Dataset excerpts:
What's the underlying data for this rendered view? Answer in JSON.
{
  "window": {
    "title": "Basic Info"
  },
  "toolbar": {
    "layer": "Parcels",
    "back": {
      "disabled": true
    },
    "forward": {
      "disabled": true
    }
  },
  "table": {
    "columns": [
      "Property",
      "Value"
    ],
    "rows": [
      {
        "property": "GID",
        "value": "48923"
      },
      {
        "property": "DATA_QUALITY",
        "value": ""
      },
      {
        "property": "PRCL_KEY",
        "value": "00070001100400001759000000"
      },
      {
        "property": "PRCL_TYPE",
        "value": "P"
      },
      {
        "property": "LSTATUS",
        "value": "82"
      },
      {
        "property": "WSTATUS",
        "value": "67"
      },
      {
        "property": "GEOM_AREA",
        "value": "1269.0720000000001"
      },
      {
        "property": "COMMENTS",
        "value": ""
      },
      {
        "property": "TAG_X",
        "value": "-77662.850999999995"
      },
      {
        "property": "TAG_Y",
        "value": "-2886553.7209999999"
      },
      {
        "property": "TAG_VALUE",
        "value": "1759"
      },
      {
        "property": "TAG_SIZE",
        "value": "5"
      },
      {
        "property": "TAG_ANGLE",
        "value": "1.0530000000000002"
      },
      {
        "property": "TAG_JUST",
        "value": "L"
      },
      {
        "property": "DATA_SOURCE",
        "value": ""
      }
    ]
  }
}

==

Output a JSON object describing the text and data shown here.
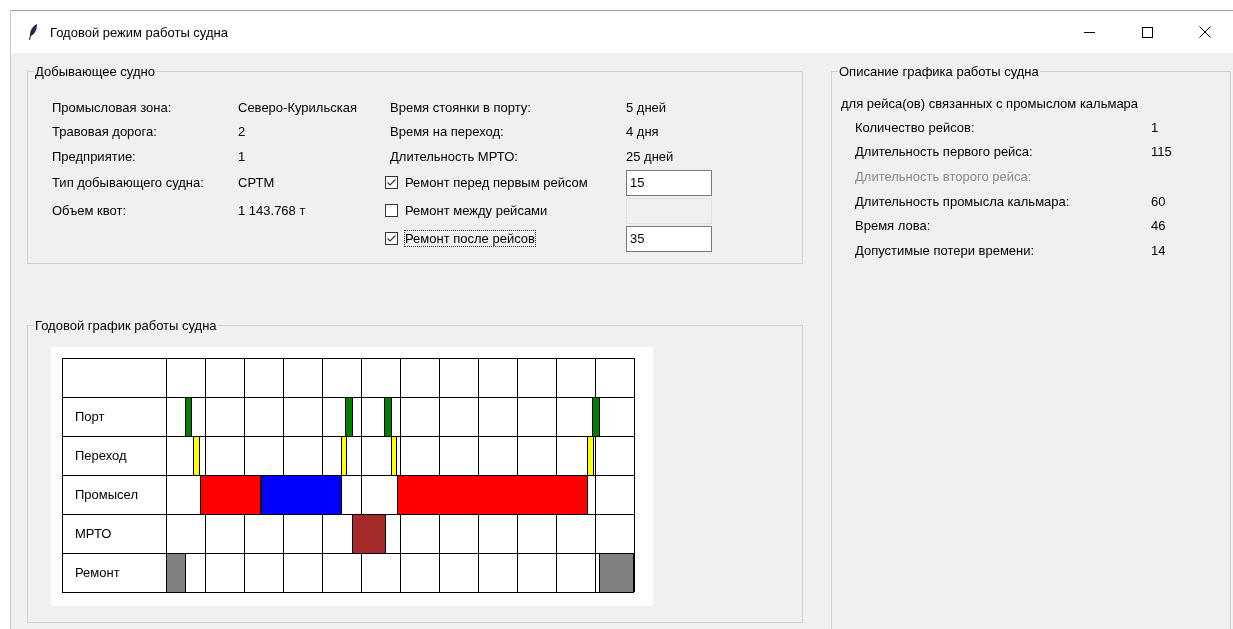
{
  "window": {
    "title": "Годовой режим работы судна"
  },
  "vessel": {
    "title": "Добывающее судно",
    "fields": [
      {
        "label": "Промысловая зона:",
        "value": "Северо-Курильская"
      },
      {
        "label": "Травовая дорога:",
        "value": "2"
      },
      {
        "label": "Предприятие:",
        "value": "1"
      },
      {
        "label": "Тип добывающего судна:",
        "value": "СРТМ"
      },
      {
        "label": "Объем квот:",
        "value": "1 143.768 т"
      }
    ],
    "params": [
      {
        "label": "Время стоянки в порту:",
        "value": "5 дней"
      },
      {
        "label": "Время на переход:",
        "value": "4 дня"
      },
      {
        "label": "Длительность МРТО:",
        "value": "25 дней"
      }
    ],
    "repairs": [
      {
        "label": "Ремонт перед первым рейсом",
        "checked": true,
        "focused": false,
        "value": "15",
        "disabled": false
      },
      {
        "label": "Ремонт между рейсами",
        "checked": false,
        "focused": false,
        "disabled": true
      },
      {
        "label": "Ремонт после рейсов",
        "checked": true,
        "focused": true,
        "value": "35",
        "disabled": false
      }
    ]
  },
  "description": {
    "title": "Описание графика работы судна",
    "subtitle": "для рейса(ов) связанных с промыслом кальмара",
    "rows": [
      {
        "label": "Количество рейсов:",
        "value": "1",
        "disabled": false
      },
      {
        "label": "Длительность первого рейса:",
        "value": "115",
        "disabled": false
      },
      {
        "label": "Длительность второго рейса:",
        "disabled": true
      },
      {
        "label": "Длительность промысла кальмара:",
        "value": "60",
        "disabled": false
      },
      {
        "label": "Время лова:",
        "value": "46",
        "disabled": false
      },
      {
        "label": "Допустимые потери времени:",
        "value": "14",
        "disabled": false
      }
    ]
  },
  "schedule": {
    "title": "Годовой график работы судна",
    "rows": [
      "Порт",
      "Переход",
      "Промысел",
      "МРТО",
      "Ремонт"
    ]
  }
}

▶ _Directions for this task_: Select every line where the word "Годовой" occurs.

▶ _Output for this exercise_:
    "title": "Годовой режим работы судна"
    "title": "Годовой график работы судна",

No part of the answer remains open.